Task: Collect every line in the records below that contains the word "value".

Information supplied:
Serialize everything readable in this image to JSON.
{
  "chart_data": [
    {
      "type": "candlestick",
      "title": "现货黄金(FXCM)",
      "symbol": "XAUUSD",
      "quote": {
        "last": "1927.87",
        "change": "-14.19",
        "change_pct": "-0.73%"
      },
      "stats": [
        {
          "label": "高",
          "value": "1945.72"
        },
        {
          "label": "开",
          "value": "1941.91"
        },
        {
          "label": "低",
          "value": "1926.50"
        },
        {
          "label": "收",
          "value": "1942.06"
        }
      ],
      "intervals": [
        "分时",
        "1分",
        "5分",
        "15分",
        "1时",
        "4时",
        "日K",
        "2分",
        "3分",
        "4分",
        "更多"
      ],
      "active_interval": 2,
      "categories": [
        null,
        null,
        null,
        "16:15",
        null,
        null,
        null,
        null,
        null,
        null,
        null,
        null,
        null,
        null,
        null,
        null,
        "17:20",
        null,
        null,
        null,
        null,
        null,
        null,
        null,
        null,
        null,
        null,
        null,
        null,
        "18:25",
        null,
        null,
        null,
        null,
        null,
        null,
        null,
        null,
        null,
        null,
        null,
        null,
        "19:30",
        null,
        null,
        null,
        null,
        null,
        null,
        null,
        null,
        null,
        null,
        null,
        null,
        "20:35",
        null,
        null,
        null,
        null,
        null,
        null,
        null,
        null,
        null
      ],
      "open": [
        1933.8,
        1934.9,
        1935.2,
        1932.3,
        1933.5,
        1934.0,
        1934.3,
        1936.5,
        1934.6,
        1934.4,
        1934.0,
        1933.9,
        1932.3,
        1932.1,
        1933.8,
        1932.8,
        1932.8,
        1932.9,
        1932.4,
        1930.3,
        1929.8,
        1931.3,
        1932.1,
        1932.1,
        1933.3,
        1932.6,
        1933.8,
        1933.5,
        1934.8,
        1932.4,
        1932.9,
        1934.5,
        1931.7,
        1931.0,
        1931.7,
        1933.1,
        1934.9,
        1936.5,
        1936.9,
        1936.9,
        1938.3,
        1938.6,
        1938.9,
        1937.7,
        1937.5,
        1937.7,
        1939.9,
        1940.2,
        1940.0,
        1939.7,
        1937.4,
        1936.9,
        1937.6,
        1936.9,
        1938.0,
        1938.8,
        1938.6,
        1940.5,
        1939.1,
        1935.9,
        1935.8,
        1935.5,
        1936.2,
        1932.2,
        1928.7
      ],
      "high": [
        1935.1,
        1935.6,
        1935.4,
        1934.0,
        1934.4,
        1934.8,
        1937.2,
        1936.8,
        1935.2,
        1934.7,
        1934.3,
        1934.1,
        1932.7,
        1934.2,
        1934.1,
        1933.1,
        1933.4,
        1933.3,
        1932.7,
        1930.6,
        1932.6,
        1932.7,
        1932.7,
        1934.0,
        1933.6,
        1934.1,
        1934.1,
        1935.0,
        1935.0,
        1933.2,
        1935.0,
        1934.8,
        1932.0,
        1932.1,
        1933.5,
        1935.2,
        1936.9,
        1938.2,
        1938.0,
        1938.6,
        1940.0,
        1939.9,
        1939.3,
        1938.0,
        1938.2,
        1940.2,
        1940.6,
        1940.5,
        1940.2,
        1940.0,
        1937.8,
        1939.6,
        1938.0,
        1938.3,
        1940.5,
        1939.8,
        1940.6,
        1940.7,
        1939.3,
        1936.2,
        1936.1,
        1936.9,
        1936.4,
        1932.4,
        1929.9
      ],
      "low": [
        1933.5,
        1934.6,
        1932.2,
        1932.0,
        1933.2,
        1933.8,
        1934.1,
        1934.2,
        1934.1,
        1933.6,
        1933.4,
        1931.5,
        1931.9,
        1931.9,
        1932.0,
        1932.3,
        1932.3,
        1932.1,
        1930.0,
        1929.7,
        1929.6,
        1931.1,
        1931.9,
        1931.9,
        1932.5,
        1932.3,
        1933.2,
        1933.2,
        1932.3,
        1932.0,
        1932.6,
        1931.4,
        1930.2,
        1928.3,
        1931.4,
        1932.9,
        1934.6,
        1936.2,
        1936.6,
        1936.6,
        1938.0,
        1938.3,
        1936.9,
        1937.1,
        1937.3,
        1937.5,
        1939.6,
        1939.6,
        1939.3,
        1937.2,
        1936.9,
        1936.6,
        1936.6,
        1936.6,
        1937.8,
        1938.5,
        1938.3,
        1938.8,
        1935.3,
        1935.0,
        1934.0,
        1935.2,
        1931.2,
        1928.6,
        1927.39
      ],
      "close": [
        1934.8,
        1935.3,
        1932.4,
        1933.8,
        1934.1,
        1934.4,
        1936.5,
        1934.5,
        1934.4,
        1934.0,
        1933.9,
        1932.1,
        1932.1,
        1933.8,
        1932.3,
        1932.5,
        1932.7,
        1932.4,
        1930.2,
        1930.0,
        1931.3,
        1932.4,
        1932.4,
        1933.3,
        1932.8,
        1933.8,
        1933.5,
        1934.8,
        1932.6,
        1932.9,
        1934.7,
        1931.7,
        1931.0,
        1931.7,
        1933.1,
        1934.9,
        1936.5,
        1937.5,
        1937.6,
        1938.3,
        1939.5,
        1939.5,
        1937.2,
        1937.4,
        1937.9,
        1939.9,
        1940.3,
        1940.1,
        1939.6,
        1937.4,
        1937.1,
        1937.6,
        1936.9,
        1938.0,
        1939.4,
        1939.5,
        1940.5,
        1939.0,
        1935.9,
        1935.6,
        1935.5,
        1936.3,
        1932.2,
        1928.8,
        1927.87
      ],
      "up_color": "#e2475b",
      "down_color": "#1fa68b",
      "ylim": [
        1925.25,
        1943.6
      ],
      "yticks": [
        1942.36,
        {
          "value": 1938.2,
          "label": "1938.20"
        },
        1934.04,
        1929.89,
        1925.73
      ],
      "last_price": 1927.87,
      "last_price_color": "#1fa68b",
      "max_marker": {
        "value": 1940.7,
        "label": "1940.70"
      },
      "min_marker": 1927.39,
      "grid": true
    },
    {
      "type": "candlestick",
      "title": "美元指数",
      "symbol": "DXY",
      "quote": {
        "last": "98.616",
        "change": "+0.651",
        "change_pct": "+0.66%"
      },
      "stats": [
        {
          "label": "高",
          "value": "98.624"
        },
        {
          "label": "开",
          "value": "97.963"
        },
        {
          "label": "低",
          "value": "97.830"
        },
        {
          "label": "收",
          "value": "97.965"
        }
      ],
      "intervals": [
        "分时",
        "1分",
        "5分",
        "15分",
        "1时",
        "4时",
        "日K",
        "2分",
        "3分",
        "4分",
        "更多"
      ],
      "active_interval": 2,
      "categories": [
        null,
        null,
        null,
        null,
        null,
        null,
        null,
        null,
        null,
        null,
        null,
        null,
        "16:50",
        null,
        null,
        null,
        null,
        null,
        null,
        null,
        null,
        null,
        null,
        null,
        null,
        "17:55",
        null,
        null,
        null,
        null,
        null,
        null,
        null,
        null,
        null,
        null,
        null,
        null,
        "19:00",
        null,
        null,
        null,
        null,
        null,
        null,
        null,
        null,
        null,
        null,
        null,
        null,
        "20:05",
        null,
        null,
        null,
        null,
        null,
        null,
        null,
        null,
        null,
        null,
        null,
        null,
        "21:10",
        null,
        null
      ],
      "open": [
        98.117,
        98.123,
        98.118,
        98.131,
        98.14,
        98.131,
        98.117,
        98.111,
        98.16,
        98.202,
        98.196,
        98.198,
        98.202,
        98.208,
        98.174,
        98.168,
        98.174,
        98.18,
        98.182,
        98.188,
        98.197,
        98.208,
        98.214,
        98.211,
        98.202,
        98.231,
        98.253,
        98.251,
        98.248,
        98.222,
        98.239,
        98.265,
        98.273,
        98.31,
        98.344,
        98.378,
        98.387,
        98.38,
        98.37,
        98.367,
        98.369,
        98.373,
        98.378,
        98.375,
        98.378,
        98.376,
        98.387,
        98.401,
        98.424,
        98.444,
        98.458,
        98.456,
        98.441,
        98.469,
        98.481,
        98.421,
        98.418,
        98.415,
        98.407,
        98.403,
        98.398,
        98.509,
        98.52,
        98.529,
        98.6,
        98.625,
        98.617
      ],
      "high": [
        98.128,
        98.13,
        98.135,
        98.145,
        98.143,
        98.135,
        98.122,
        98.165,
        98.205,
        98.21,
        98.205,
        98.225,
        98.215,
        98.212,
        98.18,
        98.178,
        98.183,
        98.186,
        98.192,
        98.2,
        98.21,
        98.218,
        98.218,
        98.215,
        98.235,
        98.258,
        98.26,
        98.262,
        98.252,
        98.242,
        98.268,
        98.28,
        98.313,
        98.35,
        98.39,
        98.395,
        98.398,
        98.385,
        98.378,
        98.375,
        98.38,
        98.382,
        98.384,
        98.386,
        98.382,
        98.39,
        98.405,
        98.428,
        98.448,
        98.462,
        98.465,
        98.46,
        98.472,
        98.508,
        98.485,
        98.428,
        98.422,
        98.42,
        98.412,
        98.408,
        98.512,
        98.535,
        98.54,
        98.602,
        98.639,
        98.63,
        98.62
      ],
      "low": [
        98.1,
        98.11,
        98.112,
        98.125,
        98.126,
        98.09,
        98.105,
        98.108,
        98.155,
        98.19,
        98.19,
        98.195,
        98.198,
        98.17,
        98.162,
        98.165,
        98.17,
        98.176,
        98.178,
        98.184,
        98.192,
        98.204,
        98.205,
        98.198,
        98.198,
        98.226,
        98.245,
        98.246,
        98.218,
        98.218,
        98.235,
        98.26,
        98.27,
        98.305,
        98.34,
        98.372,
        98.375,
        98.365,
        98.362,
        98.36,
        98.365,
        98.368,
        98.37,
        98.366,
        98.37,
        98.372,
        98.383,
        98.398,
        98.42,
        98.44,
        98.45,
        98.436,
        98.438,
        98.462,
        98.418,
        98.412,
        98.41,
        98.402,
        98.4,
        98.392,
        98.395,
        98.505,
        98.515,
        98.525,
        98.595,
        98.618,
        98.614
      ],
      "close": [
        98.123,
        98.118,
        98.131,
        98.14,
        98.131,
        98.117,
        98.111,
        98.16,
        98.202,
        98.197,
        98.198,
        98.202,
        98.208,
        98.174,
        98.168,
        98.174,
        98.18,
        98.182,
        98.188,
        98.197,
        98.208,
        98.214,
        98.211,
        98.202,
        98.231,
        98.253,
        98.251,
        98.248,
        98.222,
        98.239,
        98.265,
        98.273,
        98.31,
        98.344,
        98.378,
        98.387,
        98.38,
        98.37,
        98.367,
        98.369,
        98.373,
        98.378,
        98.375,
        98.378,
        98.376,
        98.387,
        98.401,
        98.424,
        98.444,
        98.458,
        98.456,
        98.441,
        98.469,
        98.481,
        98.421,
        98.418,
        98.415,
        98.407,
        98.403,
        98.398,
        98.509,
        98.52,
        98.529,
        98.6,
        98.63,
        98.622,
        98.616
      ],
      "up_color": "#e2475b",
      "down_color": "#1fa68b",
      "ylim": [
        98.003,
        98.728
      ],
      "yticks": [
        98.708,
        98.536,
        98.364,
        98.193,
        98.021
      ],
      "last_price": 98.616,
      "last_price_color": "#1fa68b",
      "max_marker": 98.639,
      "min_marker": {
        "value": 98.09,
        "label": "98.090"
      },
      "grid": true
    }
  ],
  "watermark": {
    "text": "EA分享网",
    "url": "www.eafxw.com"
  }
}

Result:
          "value": "1945.72"
          "value": "1941.91"
          "value": "1926.50"
          "value": "1942.06"
          "value": 1938.2,
        "value": 1940.7,
          "value": "98.624"
          "value": "97.963"
          "value": "97.830"
          "value": "97.965"
        "value": 98.09,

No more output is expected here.